**STATED EXERCISE:** Some lines of these records may hold the word "title"; state how many, using only the number.
****
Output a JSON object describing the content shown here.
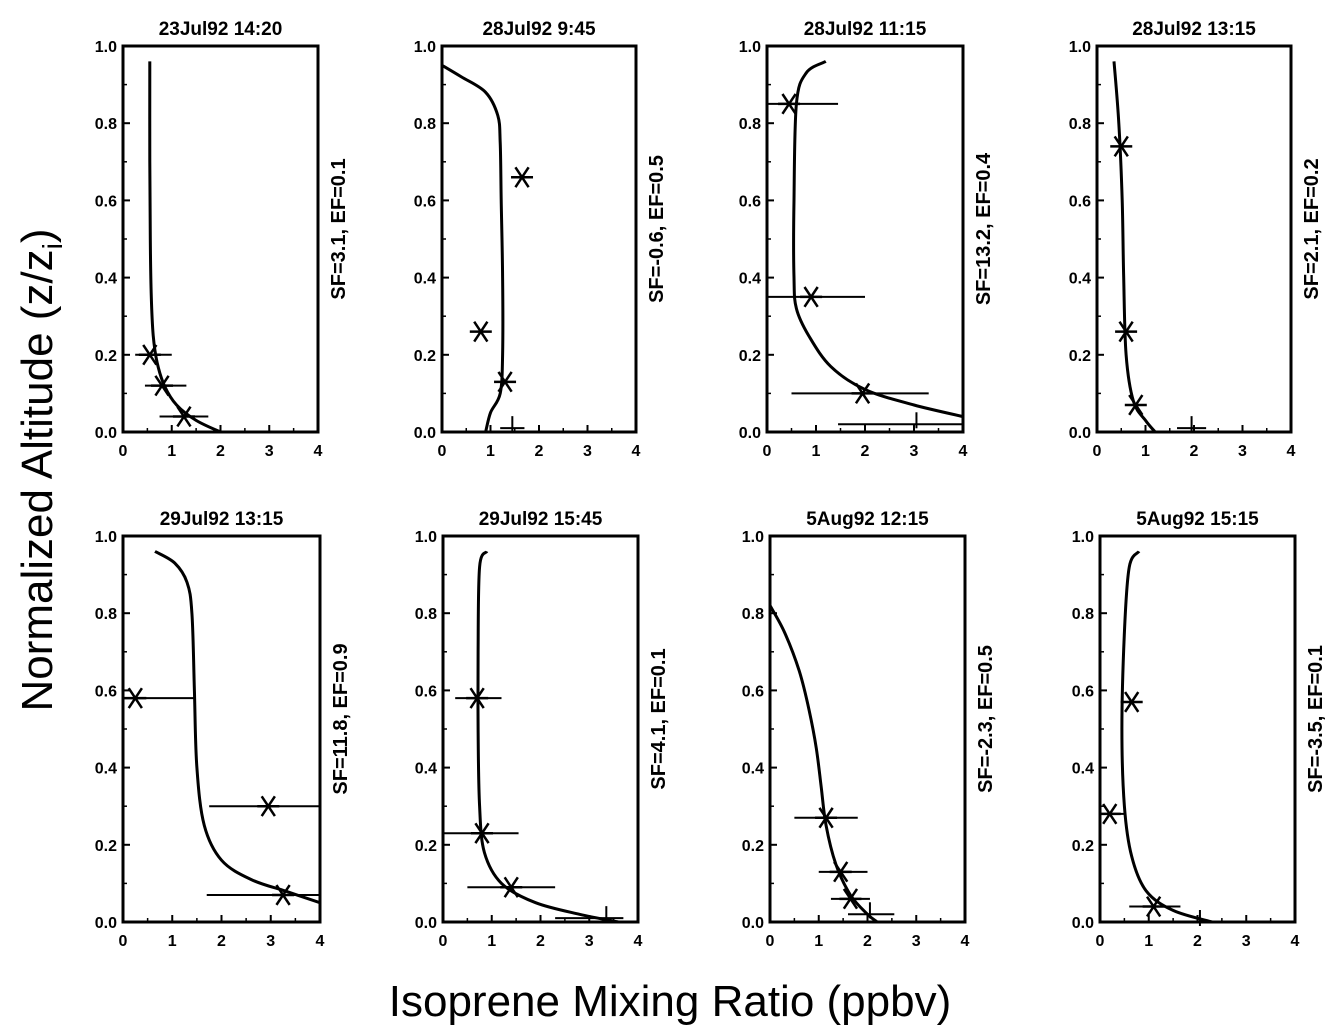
{
  "figure": {
    "ylabel_main": "Normalized Altitude (z/z",
    "ylabel_sub": "i",
    "ylabel_close": ")",
    "xlabel": "Isoprene Mixing Ratio (ppbv)"
  },
  "chart_data": [
    {
      "type": "scatter",
      "title": "23Jul92 14:20",
      "annotation": "SF=3.1, EF=0.1",
      "xlim": [
        0,
        4
      ],
      "ylim": [
        0,
        1
      ],
      "x_ticks": [
        "0",
        "1",
        "2",
        "3",
        "4"
      ],
      "y_ticks": [
        "0.0",
        "0.2",
        "0.4",
        "0.6",
        "0.8",
        "1.0"
      ],
      "curve": [
        [
          2.0,
          0.0
        ],
        [
          1.5,
          0.03
        ],
        [
          1.1,
          0.07
        ],
        [
          0.85,
          0.12
        ],
        [
          0.7,
          0.18
        ],
        [
          0.62,
          0.25
        ],
        [
          0.58,
          0.35
        ],
        [
          0.56,
          0.5
        ],
        [
          0.55,
          0.7
        ],
        [
          0.55,
          0.96
        ]
      ],
      "points": [
        {
          "x": 0.55,
          "y": 0.2,
          "xerr": [
            0.25,
            1.0
          ]
        },
        {
          "x": 0.8,
          "y": 0.12,
          "xerr": [
            0.45,
            1.3
          ]
        },
        {
          "x": 1.25,
          "y": 0.04,
          "xerr": [
            0.75,
            1.75
          ]
        }
      ],
      "crosses": []
    },
    {
      "type": "scatter",
      "title": "28Jul92 9:45",
      "annotation": "SF=-0.6, EF=0.5",
      "xlim": [
        0,
        4
      ],
      "ylim": [
        0,
        1
      ],
      "x_ticks": [
        "0",
        "1",
        "2",
        "3",
        "4"
      ],
      "y_ticks": [
        "0.0",
        "0.2",
        "0.4",
        "0.6",
        "0.8",
        "1.0"
      ],
      "curve": [
        [
          0.9,
          0.0
        ],
        [
          1.0,
          0.05
        ],
        [
          1.2,
          0.1
        ],
        [
          1.25,
          0.2
        ],
        [
          1.25,
          0.4
        ],
        [
          1.22,
          0.6
        ],
        [
          1.2,
          0.75
        ],
        [
          1.15,
          0.82
        ],
        [
          0.9,
          0.88
        ],
        [
          0.4,
          0.92
        ],
        [
          0.0,
          0.95
        ]
      ],
      "points": [
        {
          "x": 1.65,
          "y": 0.66
        },
        {
          "x": 0.8,
          "y": 0.26
        },
        {
          "x": 1.3,
          "y": 0.13
        }
      ],
      "crosses": [
        {
          "x": 1.45,
          "y": 0.01,
          "xerr": [
            1.2,
            1.7
          ]
        }
      ]
    },
    {
      "type": "scatter",
      "title": "28Jul92 11:15",
      "annotation": "SF=13.2, EF=0.4",
      "xlim": [
        0,
        4
      ],
      "ylim": [
        0,
        1
      ],
      "x_ticks": [
        "0",
        "1",
        "2",
        "3",
        "4"
      ],
      "y_ticks": [
        "0.0",
        "0.2",
        "0.4",
        "0.6",
        "0.8",
        "1.0"
      ],
      "curve": [
        [
          1.2,
          0.96
        ],
        [
          0.8,
          0.93
        ],
        [
          0.6,
          0.85
        ],
        [
          0.55,
          0.6
        ],
        [
          0.55,
          0.4
        ],
        [
          0.6,
          0.32
        ],
        [
          0.85,
          0.25
        ],
        [
          1.3,
          0.17
        ],
        [
          2.0,
          0.11
        ],
        [
          3.0,
          0.07
        ],
        [
          4.0,
          0.04
        ]
      ],
      "points": [
        {
          "x": 0.45,
          "y": 0.85,
          "xerr": [
            0.0,
            1.45
          ]
        },
        {
          "x": 0.9,
          "y": 0.35,
          "xerr": [
            0.0,
            2.0
          ]
        },
        {
          "x": 1.95,
          "y": 0.1,
          "xerr": [
            0.5,
            3.3
          ]
        }
      ],
      "crosses": [
        {
          "x": 3.05,
          "y": 0.02,
          "xerr": [
            1.45,
            4.0
          ]
        }
      ]
    },
    {
      "type": "scatter",
      "title": "28Jul92 13:15",
      "annotation": "SF=2.1, EF=0.2",
      "xlim": [
        0,
        4
      ],
      "ylim": [
        0,
        1
      ],
      "x_ticks": [
        "0",
        "1",
        "2",
        "3",
        "4"
      ],
      "y_ticks": [
        "0.0",
        "0.2",
        "0.4",
        "0.6",
        "0.8",
        "1.0"
      ],
      "curve": [
        [
          0.35,
          0.96
        ],
        [
          0.45,
          0.8
        ],
        [
          0.52,
          0.6
        ],
        [
          0.55,
          0.4
        ],
        [
          0.6,
          0.2
        ],
        [
          0.75,
          0.08
        ],
        [
          1.0,
          0.03
        ],
        [
          1.2,
          0.0
        ]
      ],
      "points": [
        {
          "x": 0.5,
          "y": 0.74
        },
        {
          "x": 0.6,
          "y": 0.26
        },
        {
          "x": 0.8,
          "y": 0.07
        }
      ],
      "crosses": [
        {
          "x": 1.95,
          "y": 0.01,
          "xerr": [
            1.65,
            2.25
          ]
        }
      ]
    },
    {
      "type": "scatter",
      "title": "29Jul92 13:15",
      "annotation": "SF=11.8, EF=0.9",
      "xlim": [
        0,
        4
      ],
      "ylim": [
        0,
        1
      ],
      "x_ticks": [
        "0",
        "1",
        "2",
        "3",
        "4"
      ],
      "y_ticks": [
        "0.0",
        "0.2",
        "0.4",
        "0.6",
        "0.8",
        "1.0"
      ],
      "curve": [
        [
          0.65,
          0.96
        ],
        [
          1.05,
          0.93
        ],
        [
          1.3,
          0.88
        ],
        [
          1.4,
          0.8
        ],
        [
          1.45,
          0.6
        ],
        [
          1.5,
          0.4
        ],
        [
          1.65,
          0.25
        ],
        [
          2.0,
          0.16
        ],
        [
          2.6,
          0.11
        ],
        [
          3.3,
          0.08
        ],
        [
          4.0,
          0.05
        ]
      ],
      "points": [
        {
          "x": 0.25,
          "y": 0.58,
          "xerr": [
            0.0,
            1.45
          ]
        },
        {
          "x": 2.95,
          "y": 0.3,
          "xerr": [
            1.75,
            4.0
          ]
        },
        {
          "x": 3.25,
          "y": 0.07,
          "xerr": [
            1.7,
            4.0
          ]
        }
      ],
      "crosses": []
    },
    {
      "type": "scatter",
      "title": "29Jul92 15:45",
      "annotation": "SF=4.1, EF=0.1",
      "xlim": [
        0,
        4
      ],
      "ylim": [
        0,
        1
      ],
      "x_ticks": [
        "0",
        "1",
        "2",
        "3",
        "4"
      ],
      "y_ticks": [
        "0.0",
        "0.2",
        "0.4",
        "0.6",
        "0.8",
        "1.0"
      ],
      "curve": [
        [
          0.9,
          0.96
        ],
        [
          0.75,
          0.92
        ],
        [
          0.72,
          0.7
        ],
        [
          0.72,
          0.5
        ],
        [
          0.75,
          0.3
        ],
        [
          0.85,
          0.18
        ],
        [
          1.2,
          0.1
        ],
        [
          1.9,
          0.05
        ],
        [
          2.8,
          0.02
        ],
        [
          3.6,
          0.0
        ]
      ],
      "points": [
        {
          "x": 0.7,
          "y": 0.58,
          "xerr": [
            0.25,
            1.2
          ]
        },
        {
          "x": 0.8,
          "y": 0.23,
          "xerr": [
            0.0,
            1.55
          ]
        },
        {
          "x": 1.4,
          "y": 0.09,
          "xerr": [
            0.5,
            2.3
          ]
        }
      ],
      "crosses": [
        {
          "x": 3.35,
          "y": 0.01,
          "xerr": [
            2.3,
            3.7
          ]
        }
      ]
    },
    {
      "type": "scatter",
      "title": "5Aug92 12:15",
      "annotation": "SF=-2.3, EF=0.5",
      "xlim": [
        0,
        4
      ],
      "ylim": [
        0,
        1
      ],
      "x_ticks": [
        "0",
        "1",
        "2",
        "3",
        "4"
      ],
      "y_ticks": [
        "0.0",
        "0.2",
        "0.4",
        "0.6",
        "0.8",
        "1.0"
      ],
      "curve": [
        [
          0.0,
          0.82
        ],
        [
          0.3,
          0.75
        ],
        [
          0.6,
          0.65
        ],
        [
          0.8,
          0.55
        ],
        [
          0.95,
          0.45
        ],
        [
          1.05,
          0.35
        ],
        [
          1.15,
          0.25
        ],
        [
          1.35,
          0.15
        ],
        [
          1.65,
          0.07
        ],
        [
          2.0,
          0.02
        ],
        [
          2.2,
          0.0
        ]
      ],
      "points": [
        {
          "x": 1.15,
          "y": 0.27,
          "xerr": [
            0.5,
            1.8
          ]
        },
        {
          "x": 1.45,
          "y": 0.13,
          "xerr": [
            1.0,
            2.0
          ]
        },
        {
          "x": 1.65,
          "y": 0.06,
          "xerr": [
            1.25,
            2.05
          ]
        }
      ],
      "crosses": [
        {
          "x": 2.05,
          "y": 0.02,
          "xerr": [
            1.6,
            2.55
          ]
        }
      ]
    },
    {
      "type": "scatter",
      "title": "5Aug92 15:15",
      "annotation": "SF=-3.5, EF=0.1",
      "xlim": [
        0,
        4
      ],
      "ylim": [
        0,
        1
      ],
      "x_ticks": [
        "0",
        "1",
        "2",
        "3",
        "4"
      ],
      "y_ticks": [
        "0.0",
        "0.2",
        "0.4",
        "0.6",
        "0.8",
        "1.0"
      ],
      "curve": [
        [
          0.8,
          0.96
        ],
        [
          0.6,
          0.92
        ],
        [
          0.5,
          0.75
        ],
        [
          0.45,
          0.5
        ],
        [
          0.5,
          0.3
        ],
        [
          0.65,
          0.17
        ],
        [
          0.95,
          0.08
        ],
        [
          1.5,
          0.03
        ],
        [
          2.3,
          0.0
        ]
      ],
      "points": [
        {
          "x": 0.65,
          "y": 0.57
        },
        {
          "x": 0.2,
          "y": 0.28,
          "xerr": [
            0.0,
            0.5
          ]
        },
        {
          "x": 1.1,
          "y": 0.04,
          "xerr": [
            0.6,
            1.65
          ]
        }
      ],
      "crosses": [
        {
          "x": 2.05,
          "y": 0.0,
          "xerr": [
            1.7,
            2.7
          ]
        }
      ]
    }
  ]
}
****
**ANSWER TO THIS PROBLEM:** 8